Brief -> From the listing below, pull out every line where the string "color" appears.

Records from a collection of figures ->
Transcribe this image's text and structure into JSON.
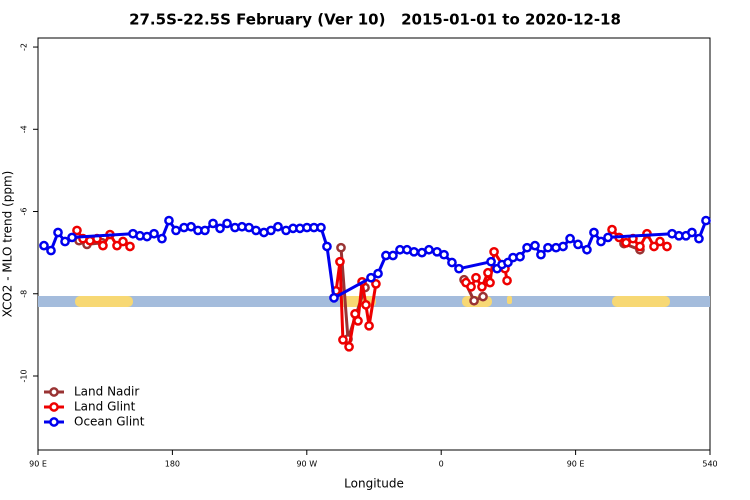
{
  "chart_data": {
    "type": "line",
    "title": "27.5S-22.5S February (Ver 10)   2015-01-01 to 2020-12-18",
    "x_label": "Longitude",
    "y_label": "XCO2 - MLO trend (ppm)",
    "xlim": [
      90,
      540
    ],
    "ylim": [
      -11.8,
      -1.78
    ],
    "xticks": [
      {
        "value": 90,
        "label": "90 E"
      },
      180,
      {
        "value": 270,
        "label": "90 W"
      },
      {
        "value": 360,
        "label": "0"
      },
      {
        "value": 450,
        "label": "90 E"
      },
      540
    ],
    "yticks": [
      -2,
      -4,
      -6,
      -8,
      -10
    ],
    "legend": "bottomleft",
    "series": [
      {
        "name": "Land Nadir",
        "color": "#993333",
        "x": [
          117.5,
          122.8,
          132.9,
          null,
          292.9,
          297.6,
          309.0,
          null,
          375.3,
          382.0,
          388.0,
          null,
          482.4,
          493.1
        ],
        "values": [
          -6.71,
          -6.8,
          -6.76,
          null,
          -6.88,
          -9.1,
          -7.85,
          null,
          -7.66,
          -8.17,
          -8.07,
          null,
          -6.78,
          -6.93
        ]
      },
      {
        "name": "Land Glint",
        "color": "#ee0000",
        "x": [
          116.1,
          120.1,
          124.8,
          129.5,
          133.5,
          138.2,
          142.9,
          146.9,
          151.6,
          null,
          289.6,
          292.2,
          294.2,
          298.3,
          302.3,
          304.3,
          307.0,
          309.6,
          311.7,
          316.3,
          null,
          376.6,
          380.0,
          383.3,
          387.3,
          391.3,
          392.7,
          395.4,
          402.7,
          404.1,
          null,
          474.4,
          479.1,
          483.8,
          488.4,
          493.1,
          497.8,
          502.5,
          506.5,
          511.2
        ],
        "values": [
          -6.46,
          -6.66,
          -6.71,
          -6.66,
          -6.83,
          -6.56,
          -6.83,
          -6.73,
          -6.85,
          null,
          -7.93,
          -7.22,
          -9.12,
          -9.29,
          -8.49,
          -8.66,
          -7.71,
          -8.27,
          -8.78,
          -7.76,
          null,
          -7.73,
          -7.83,
          -7.61,
          -7.83,
          -7.49,
          -7.73,
          -6.98,
          -7.39,
          -7.68,
          null,
          -6.44,
          -6.63,
          -6.76,
          -6.66,
          -6.85,
          -6.54,
          -6.85,
          -6.73,
          -6.85
        ]
      },
      {
        "name": "Ocean Glint",
        "color": "#0000ee",
        "x": [
          94.0,
          98.7,
          103.4,
          108.1,
          112.8,
          153.6,
          158.3,
          163.0,
          167.7,
          173.0,
          177.7,
          182.4,
          187.8,
          192.5,
          197.1,
          201.8,
          207.2,
          211.9,
          216.6,
          221.9,
          226.6,
          231.3,
          236.0,
          241.3,
          246.0,
          250.7,
          256.1,
          260.8,
          265.4,
          270.1,
          274.8,
          279.5,
          283.5,
          288.2,
          313.0,
          317.7,
          323.0,
          327.7,
          332.4,
          337.1,
          341.8,
          347.1,
          351.8,
          357.2,
          361.9,
          367.2,
          371.9,
          393.4,
          397.4,
          400.7,
          404.7,
          408.1,
          412.8,
          417.5,
          422.8,
          426.8,
          431.5,
          436.9,
          441.6,
          446.3,
          451.6,
          457.6,
          462.3,
          467.0,
          471.7,
          514.6,
          519.2,
          523.9,
          527.9,
          532.6,
          537.3
        ],
        "values": [
          -6.83,
          -6.95,
          -6.51,
          -6.73,
          -6.63,
          -6.54,
          -6.59,
          -6.61,
          -6.54,
          -6.66,
          -6.22,
          -6.46,
          -6.39,
          -6.37,
          -6.46,
          -6.46,
          -6.29,
          -6.41,
          -6.29,
          -6.39,
          -6.37,
          -6.39,
          -6.46,
          -6.51,
          -6.46,
          -6.37,
          -6.46,
          -6.41,
          -6.41,
          -6.39,
          -6.39,
          -6.39,
          -6.85,
          -8.1,
          -7.61,
          -7.51,
          -7.07,
          -7.07,
          -6.93,
          -6.93,
          -6.98,
          -7.0,
          -6.93,
          -6.98,
          -7.05,
          -7.24,
          -7.39,
          -7.22,
          -7.39,
          -7.29,
          -7.24,
          -7.12,
          -7.1,
          -6.88,
          -6.83,
          -7.05,
          -6.88,
          -6.88,
          -6.85,
          -6.66,
          -6.8,
          -6.93,
          -6.51,
          -6.73,
          -6.63,
          -6.54,
          -6.59,
          -6.59,
          -6.51,
          -6.66,
          -6.22
        ]
      }
    ]
  }
}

Problem solution ->
        "color": "#993333",
        "color": "#ee0000",
        "color": "#0000ee",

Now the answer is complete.